* SUPPLIED INFORMATION *

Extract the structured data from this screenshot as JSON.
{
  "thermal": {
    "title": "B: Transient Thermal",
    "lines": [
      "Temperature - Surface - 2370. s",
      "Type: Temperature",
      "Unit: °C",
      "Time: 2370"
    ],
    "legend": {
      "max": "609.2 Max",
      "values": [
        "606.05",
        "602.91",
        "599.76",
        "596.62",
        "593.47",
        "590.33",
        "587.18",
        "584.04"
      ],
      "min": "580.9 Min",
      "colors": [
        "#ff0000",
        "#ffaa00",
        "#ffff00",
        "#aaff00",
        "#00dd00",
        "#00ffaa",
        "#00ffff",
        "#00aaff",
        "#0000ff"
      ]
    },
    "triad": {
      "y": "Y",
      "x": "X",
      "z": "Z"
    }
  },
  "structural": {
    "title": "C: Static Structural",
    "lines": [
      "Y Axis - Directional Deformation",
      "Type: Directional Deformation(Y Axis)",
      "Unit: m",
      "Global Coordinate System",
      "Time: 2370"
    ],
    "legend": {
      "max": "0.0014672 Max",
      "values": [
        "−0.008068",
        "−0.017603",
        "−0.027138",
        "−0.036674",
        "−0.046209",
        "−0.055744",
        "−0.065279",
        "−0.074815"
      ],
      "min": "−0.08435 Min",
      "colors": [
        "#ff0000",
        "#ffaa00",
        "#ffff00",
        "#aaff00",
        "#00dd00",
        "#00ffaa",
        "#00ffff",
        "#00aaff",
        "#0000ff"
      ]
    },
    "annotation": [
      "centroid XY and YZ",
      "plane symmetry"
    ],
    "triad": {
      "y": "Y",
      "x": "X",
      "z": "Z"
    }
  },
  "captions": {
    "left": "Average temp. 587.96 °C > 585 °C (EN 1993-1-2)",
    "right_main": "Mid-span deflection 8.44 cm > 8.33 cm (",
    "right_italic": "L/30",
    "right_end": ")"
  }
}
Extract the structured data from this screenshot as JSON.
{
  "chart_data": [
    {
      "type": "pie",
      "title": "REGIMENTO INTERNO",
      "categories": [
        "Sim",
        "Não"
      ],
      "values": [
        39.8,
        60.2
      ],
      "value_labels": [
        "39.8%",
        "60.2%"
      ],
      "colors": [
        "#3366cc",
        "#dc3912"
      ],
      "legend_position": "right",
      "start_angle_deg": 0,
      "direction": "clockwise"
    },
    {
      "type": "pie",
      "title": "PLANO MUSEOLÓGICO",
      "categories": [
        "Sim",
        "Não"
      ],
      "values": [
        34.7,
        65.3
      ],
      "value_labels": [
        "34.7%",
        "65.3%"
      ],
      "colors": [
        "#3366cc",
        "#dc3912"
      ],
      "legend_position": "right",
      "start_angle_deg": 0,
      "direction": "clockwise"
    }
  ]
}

* OBJECTIVE *
Transcribe the data. Leave every line exactly as it is.

* EXPECTED ANSWER *
Extract the structured data from this screenshot as JSON.
{
  "thermal": {
    "title": "B: Transient Thermal",
    "lines": [
      "Temperature - Surface - 2370. s",
      "Type: Temperature",
      "Unit: °C",
      "Time: 2370"
    ],
    "legend": {
      "max": "609.2 Max",
      "values": [
        "606.05",
        "602.91",
        "599.76",
        "596.62",
        "593.47",
        "590.33",
        "587.18",
        "584.04"
      ],
      "min": "580.9 Min",
      "colors": [
        "#ff0000",
        "#ffaa00",
        "#ffff00",
        "#aaff00",
        "#00dd00",
        "#00ffaa",
        "#00ffff",
        "#00aaff",
        "#0000ff"
      ]
    },
    "triad": {
      "y": "Y",
      "x": "X",
      "z": "Z"
    }
  },
  "structural": {
    "title": "C: Static Structural",
    "lines": [
      "Y Axis - Directional Deformation",
      "Type: Directional Deformation(Y Axis)",
      "Unit: m",
      "Global Coordinate System",
      "Time: 2370"
    ],
    "legend": {
      "max": "0.0014672 Max",
      "values": [
        "−0.008068",
        "−0.017603",
        "−0.027138",
        "−0.036674",
        "−0.046209",
        "−0.055744",
        "−0.065279",
        "−0.074815"
      ],
      "min": "−0.08435 Min",
      "colors": [
        "#ff0000",
        "#ffaa00",
        "#ffff00",
        "#aaff00",
        "#00dd00",
        "#00ffaa",
        "#00ffff",
        "#00aaff",
        "#0000ff"
      ]
    },
    "annotation": [
      "centroid XY and YZ",
      "plane symmetry"
    ],
    "triad": {
      "y": "Y",
      "x": "X",
      "z": "Z"
    }
  },
  "captions": {
    "left": "Average temp. 587.96 °C > 585 °C (EN 1993-1-2)",
    "right_main": "Mid-span deflection 8.44 cm > 8.33 cm (",
    "right_italic": "L/30",
    "right_end": ")"
  }
}
Extract the structured data from this screenshot as JSON.
{
  "chart_data": [
    {
      "type": "pie",
      "title": "REGIMENTO INTERNO",
      "categories": [
        "Sim",
        "Não"
      ],
      "values": [
        39.8,
        60.2
      ],
      "value_labels": [
        "39.8%",
        "60.2%"
      ],
      "colors": [
        "#3366cc",
        "#dc3912"
      ],
      "legend_position": "right",
      "start_angle_deg": 0,
      "direction": "clockwise"
    },
    {
      "type": "pie",
      "title": "PLANO MUSEOLÓGICO",
      "categories": [
        "Sim",
        "Não"
      ],
      "values": [
        34.7,
        65.3
      ],
      "value_labels": [
        "34.7%",
        "65.3%"
      ],
      "colors": [
        "#3366cc",
        "#dc3912"
      ],
      "legend_position": "right",
      "start_angle_deg": 0,
      "direction": "clockwise"
    }
  ]
}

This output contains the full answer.